What is asked » Pull out from the material below all lines with "this".

Entries »

::::

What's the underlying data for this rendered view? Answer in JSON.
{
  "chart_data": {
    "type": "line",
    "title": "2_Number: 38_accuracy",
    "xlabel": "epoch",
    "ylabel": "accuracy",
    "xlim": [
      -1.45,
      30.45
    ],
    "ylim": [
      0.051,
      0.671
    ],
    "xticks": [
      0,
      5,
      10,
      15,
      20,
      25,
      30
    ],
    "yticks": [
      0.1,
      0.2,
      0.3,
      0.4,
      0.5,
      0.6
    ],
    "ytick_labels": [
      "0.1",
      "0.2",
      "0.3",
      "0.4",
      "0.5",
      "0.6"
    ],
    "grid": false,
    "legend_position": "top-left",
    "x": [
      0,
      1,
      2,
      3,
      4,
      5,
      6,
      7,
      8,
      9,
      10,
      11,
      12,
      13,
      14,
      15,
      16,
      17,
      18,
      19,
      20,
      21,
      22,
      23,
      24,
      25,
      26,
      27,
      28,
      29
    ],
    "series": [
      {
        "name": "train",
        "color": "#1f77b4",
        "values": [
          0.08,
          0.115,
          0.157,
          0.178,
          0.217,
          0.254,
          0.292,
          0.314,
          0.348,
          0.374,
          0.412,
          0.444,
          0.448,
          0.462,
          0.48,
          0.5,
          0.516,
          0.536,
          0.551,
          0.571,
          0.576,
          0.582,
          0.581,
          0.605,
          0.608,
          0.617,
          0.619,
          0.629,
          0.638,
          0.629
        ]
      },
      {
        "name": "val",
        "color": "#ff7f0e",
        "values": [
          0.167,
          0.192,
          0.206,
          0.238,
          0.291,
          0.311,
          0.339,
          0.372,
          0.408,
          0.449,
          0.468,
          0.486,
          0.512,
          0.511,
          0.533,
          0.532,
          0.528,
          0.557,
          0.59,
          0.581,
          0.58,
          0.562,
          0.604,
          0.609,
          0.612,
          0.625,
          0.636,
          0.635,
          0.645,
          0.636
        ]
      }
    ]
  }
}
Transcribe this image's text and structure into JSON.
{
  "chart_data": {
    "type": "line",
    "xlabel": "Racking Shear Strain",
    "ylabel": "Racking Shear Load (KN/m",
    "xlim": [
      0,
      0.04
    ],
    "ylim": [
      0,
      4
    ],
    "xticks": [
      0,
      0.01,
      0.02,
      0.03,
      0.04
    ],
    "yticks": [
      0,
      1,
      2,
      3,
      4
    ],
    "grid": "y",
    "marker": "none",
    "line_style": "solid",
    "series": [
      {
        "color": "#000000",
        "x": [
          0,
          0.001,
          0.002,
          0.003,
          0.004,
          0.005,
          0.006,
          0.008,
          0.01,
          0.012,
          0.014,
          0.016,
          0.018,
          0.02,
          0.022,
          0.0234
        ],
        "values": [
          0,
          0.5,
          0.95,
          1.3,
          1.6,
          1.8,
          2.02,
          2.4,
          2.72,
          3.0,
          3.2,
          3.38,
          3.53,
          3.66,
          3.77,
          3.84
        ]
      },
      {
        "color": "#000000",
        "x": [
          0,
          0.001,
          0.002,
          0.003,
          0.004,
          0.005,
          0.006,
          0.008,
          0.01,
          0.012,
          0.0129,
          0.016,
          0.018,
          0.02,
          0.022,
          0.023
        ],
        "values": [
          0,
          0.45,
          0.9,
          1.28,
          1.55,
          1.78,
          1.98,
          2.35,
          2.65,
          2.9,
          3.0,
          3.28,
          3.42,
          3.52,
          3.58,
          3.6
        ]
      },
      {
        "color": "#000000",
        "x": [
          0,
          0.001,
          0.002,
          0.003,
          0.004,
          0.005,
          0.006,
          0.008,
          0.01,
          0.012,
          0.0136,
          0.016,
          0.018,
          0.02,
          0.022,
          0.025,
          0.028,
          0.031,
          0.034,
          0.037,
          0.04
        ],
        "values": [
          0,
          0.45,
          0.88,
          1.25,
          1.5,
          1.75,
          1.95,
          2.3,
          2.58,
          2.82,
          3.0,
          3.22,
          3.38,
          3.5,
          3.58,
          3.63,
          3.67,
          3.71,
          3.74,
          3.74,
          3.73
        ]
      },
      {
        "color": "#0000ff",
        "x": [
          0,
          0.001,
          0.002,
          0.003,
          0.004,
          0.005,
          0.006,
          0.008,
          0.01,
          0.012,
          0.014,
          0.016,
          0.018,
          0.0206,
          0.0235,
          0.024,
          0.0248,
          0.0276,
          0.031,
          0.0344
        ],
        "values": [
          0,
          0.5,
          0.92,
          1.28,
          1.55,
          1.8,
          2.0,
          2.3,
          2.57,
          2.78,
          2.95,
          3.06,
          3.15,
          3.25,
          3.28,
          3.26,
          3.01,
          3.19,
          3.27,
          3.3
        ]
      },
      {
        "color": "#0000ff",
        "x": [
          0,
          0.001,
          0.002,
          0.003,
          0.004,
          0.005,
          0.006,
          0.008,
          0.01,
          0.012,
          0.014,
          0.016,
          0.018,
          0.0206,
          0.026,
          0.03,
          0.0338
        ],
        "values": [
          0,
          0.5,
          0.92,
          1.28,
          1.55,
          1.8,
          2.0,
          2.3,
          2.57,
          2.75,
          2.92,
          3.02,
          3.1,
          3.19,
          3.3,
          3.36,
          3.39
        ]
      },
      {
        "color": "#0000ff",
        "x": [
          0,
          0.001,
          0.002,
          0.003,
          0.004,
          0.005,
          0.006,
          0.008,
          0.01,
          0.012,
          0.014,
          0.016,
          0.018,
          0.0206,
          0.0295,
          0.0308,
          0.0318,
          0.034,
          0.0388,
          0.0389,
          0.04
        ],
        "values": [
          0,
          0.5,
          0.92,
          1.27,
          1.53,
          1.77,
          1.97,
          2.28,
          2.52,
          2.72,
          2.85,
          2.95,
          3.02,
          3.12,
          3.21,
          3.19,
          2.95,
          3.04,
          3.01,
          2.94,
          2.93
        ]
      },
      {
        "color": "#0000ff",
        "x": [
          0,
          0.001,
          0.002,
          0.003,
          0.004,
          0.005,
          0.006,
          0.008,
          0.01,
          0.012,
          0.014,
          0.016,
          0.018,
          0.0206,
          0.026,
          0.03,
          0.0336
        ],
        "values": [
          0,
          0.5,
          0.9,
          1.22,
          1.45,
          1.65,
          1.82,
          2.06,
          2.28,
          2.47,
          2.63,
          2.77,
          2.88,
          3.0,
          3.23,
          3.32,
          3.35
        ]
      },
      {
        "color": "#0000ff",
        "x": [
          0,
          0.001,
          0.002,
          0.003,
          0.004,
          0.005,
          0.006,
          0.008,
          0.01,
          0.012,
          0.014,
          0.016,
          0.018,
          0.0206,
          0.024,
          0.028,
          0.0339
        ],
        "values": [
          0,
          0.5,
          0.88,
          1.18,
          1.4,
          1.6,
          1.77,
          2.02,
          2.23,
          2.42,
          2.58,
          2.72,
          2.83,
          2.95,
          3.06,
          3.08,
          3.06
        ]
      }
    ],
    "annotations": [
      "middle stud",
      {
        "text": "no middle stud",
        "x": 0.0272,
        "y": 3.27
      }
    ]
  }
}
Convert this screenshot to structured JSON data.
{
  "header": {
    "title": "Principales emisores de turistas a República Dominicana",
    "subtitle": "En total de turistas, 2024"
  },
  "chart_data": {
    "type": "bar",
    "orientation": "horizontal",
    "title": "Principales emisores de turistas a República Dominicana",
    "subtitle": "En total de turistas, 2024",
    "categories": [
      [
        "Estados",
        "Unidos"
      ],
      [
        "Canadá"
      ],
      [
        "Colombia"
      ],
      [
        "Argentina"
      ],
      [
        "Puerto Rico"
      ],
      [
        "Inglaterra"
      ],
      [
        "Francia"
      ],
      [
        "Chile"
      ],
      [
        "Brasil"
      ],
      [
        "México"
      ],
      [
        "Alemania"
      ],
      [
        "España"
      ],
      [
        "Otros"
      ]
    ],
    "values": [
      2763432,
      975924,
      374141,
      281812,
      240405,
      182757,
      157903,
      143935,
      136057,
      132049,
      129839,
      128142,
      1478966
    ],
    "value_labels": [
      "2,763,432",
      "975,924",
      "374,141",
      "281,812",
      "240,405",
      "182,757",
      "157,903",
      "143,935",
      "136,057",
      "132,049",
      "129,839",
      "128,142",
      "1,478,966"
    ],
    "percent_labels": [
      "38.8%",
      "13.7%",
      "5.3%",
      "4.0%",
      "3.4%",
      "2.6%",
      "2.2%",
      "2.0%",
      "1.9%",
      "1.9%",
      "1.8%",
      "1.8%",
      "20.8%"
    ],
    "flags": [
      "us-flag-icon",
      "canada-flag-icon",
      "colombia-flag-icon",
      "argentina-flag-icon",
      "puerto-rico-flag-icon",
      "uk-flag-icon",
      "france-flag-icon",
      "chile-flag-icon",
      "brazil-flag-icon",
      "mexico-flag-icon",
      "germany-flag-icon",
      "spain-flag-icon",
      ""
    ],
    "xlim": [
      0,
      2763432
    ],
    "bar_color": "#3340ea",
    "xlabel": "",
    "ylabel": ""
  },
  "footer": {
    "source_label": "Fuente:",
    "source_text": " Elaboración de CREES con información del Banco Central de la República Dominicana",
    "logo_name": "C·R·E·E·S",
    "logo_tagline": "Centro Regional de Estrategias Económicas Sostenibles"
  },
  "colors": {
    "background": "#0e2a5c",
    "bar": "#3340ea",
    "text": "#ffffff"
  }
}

::::

The response »
What's the underlying data for this rendered view? Answer in JSON.
Transcribe this image's text and structure into JSON.
Convert this screenshot to structured JSON data.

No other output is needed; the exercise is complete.